TEXT:
Unlike many people I know in the more conservative part of the Christian faith that I affiliate with, I am not at all interested in an annual ritual. This time of the year, it is not unusual for people to point out some cultural trend and use it as a symbol of the continual secular conspiracy to take Christ out of Christmas. The obvious antidote it to work hard to put Christ back in Christmas. There will be sermons, Christmas newsletters, social media rants and on and one telling us that we need to do this.
Early in my ministry, I was one of the people trying to put Christ back in Christmas. As time passed and I learned more about Christmas traditions, Christian history and theology and the reality of North American demographics, I became less and less vocal about the need to put Christ back into Christmas. I began to realize that there are some people for whom the whole Christmas scene is depressing. There are others who don’t celebrate Christmas for a variety of reasons. And increasingly, there are many whose cultural background doesn’t have a Christian component. As I learned things like this and realized some of the implications of these realities, I spoke less and less about putting Christ back into Christmas.

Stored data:
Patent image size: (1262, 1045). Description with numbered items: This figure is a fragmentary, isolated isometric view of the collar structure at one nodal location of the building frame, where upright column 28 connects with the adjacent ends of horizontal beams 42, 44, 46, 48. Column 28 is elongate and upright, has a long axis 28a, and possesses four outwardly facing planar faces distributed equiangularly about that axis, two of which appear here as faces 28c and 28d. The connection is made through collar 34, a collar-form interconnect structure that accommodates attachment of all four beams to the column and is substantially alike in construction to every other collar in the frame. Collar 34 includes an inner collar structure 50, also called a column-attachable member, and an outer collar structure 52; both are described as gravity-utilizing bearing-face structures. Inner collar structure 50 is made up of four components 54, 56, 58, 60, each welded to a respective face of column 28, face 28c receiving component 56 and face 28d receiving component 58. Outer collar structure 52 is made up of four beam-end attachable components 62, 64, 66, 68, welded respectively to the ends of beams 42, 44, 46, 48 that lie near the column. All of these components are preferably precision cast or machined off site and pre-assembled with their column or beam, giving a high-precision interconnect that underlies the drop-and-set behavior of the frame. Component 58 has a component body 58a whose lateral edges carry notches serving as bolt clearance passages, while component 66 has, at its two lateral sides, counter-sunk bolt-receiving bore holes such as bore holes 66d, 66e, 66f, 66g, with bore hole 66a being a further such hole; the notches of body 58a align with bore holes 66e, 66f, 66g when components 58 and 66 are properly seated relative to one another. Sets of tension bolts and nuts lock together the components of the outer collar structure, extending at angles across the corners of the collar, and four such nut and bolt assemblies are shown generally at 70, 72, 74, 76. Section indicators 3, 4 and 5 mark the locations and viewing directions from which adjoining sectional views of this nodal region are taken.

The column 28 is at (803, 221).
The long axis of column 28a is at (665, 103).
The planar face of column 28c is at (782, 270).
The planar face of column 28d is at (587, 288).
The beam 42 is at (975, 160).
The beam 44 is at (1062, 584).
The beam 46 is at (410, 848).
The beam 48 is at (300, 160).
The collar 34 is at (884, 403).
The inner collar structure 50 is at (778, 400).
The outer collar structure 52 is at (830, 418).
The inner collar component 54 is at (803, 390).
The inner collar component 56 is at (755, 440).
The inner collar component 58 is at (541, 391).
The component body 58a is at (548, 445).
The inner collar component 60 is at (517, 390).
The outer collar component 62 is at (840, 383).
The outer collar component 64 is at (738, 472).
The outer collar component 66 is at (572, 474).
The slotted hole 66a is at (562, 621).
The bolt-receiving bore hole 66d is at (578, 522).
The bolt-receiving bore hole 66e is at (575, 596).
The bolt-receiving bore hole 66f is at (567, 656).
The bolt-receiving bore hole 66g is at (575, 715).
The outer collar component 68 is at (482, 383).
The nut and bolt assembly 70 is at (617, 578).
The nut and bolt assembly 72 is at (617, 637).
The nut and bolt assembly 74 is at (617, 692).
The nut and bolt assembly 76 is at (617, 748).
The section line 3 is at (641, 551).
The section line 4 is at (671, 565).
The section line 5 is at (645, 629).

PROBLEM DESCRIPTION: From the passage on putting Christ back in Christmas above, reproduce the words starting with "Early in my" and going on through "putting Christ back into Christmas.".

CORRECT ANSWER:
Early in my ministry, I was one of the people trying to put Christ back in Christmas. As time passed and I learned more about Christmas traditions, Christian history and theology and the reality of North American demographics, I became less and less vocal about the need to put Christ back into Christmas. I began to realize that there are some people for whom the whole Christmas scene is depressing. There are others who don’t celebrate Christmas for a variety of reasons. And increasingly, there are many whose cultural background doesn’t have a Christian component. As I learned things like this and realized some of the implications of these realities, I spoke less and less about putting Christ back into Christmas.